### Requirement
Work through the data line by line, gathering every line that has the word "emit".
● ● ● ● ● ● ●
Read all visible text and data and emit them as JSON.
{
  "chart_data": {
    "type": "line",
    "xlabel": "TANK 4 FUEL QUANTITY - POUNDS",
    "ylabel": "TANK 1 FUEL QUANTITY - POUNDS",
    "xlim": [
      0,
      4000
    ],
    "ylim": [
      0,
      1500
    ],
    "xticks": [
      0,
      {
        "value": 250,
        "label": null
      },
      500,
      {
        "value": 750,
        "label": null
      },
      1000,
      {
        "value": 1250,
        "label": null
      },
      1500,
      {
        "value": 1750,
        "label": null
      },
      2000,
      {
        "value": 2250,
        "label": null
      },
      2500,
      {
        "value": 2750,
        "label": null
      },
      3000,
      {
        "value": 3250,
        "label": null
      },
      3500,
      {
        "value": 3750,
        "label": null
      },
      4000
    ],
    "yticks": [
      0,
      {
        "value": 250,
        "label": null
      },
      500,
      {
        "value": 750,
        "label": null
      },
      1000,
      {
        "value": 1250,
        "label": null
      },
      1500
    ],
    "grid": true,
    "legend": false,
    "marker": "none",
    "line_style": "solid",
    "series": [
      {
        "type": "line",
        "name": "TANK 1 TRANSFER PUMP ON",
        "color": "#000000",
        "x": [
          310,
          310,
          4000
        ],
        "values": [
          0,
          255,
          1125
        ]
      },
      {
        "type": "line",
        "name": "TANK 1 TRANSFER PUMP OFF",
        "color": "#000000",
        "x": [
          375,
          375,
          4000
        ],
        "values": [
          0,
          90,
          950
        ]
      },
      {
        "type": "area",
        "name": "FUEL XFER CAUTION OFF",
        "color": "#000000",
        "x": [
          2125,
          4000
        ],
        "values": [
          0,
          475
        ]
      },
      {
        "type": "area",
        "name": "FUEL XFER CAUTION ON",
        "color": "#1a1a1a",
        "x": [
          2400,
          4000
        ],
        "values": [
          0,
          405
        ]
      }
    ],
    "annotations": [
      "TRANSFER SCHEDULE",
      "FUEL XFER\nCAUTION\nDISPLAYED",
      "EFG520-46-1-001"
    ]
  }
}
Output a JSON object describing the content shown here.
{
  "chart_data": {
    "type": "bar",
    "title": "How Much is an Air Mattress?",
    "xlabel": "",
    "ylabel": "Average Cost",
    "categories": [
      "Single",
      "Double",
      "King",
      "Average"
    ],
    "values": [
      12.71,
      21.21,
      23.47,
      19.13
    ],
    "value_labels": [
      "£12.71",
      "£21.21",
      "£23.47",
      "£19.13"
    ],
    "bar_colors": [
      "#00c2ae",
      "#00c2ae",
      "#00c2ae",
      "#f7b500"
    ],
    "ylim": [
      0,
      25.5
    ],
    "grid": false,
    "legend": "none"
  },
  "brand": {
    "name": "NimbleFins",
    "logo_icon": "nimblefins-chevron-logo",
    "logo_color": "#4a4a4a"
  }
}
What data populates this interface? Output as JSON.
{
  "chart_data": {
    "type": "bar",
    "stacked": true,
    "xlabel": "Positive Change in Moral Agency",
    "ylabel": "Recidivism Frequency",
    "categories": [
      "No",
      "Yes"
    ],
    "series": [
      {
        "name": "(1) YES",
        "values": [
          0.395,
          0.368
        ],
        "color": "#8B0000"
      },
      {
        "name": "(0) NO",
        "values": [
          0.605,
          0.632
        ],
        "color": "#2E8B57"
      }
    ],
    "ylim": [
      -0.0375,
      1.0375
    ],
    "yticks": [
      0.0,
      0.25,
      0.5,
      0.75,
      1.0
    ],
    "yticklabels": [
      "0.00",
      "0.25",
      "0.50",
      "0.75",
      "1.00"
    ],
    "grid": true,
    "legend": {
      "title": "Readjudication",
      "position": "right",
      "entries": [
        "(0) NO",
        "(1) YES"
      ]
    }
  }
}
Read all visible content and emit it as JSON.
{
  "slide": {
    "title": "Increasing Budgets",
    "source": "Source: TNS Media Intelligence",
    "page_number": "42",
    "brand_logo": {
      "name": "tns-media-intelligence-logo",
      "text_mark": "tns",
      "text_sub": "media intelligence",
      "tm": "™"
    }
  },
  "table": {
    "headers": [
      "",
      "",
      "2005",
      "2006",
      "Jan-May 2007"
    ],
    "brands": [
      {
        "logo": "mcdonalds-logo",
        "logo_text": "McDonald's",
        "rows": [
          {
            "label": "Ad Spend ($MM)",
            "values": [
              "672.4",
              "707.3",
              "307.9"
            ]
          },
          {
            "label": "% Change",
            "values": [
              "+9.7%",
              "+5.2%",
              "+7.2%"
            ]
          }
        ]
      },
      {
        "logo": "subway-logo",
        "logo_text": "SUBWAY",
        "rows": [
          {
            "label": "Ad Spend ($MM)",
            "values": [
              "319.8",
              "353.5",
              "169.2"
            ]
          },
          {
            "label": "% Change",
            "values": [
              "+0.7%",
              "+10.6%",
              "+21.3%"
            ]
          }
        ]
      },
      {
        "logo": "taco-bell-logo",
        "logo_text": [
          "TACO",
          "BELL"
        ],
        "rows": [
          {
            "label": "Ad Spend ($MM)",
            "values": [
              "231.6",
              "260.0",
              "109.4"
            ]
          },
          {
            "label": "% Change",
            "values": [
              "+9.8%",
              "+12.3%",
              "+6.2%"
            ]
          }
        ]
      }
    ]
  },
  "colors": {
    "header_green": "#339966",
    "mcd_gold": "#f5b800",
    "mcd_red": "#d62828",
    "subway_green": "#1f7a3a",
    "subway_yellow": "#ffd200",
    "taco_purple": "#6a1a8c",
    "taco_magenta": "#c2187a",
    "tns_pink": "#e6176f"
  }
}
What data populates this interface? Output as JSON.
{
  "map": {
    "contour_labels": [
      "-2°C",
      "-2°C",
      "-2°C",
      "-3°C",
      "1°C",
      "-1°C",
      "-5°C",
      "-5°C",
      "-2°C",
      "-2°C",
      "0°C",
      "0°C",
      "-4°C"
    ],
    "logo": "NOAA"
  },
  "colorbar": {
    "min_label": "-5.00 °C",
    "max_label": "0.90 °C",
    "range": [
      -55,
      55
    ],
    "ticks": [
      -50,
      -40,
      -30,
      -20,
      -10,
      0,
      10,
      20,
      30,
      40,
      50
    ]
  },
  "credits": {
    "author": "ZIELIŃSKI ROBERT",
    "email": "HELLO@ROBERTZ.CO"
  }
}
● ● ● ● ● ● ●
### Task solution
Read all visible text and data and emit them as JSON.
Read all visible content and emit it as JSON.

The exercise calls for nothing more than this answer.